(Stored items)
--------------------

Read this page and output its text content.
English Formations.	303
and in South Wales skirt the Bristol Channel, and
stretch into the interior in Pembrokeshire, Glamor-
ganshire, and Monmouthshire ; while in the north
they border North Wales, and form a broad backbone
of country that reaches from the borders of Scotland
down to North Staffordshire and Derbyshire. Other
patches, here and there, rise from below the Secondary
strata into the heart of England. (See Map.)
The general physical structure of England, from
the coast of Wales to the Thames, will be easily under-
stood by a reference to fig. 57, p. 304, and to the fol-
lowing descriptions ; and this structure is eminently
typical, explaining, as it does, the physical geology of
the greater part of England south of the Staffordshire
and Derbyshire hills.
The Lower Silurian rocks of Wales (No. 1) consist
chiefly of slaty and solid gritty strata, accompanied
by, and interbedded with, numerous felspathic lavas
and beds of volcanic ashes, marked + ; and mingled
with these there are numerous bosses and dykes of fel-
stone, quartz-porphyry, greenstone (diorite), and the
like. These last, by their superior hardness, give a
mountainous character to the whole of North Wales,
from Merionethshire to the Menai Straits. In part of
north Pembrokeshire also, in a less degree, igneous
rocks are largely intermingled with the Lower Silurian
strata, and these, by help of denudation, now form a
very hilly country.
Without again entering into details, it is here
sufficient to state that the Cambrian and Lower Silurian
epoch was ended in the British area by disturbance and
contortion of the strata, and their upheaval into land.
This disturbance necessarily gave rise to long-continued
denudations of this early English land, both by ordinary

--------------------

TASK DESCRIPTION.
Transcribe the material above in its entirety. Match it exactly.

OUTPUT FOR THIS EXERCISE.
Read this page and output its text content.
English Formations.	303
and in South Wales skirt the Bristol Channel, and
stretch into the interior in Pembrokeshire, Glamor-
ganshire, and Monmouthshire ; while in the north
they border North Wales, and form a broad backbone
of country that reaches from the borders of Scotland
down to North Staffordshire and Derbyshire. Other
patches, here and there, rise from below the Secondary
strata into the heart of England. (See Map.)
The general physical structure of England, from
the coast of Wales to the Thames, will be easily under-
stood by a reference to fig. 57, p. 304, and to the fol-
lowing descriptions ; and this structure is eminently
typical, explaining, as it does, the physical geology of
the greater part of England south of the Staffordshire
and Derbyshire hills.
The Lower Silurian rocks of Wales (No. 1) consist
chiefly of slaty and solid gritty strata, accompanied
by, and interbedded with, numerous felspathic lavas
and beds of volcanic ashes, marked + ; and mingled
with these there are numerous bosses and dykes of fel-
stone, quartz-porphyry, greenstone (diorite), and the
like. These last, by their superior hardness, give a
mountainous character to the whole of North Wales,
from Merionethshire to the Menai Straits. In part of
north Pembrokeshire also, in a less degree, igneous
rocks are largely intermingled with the Lower Silurian
strata, and these, by help of denudation, now form a
very hilly country.
Without again entering into details, it is here
sufficient to state that the Cambrian and Lower Silurian
epoch was ended in the British area by disturbance and
contortion of the strata, and their upheaval into land.
This disturbance necessarily gave rise to long-continued
denudations of this early English land, both by ordinary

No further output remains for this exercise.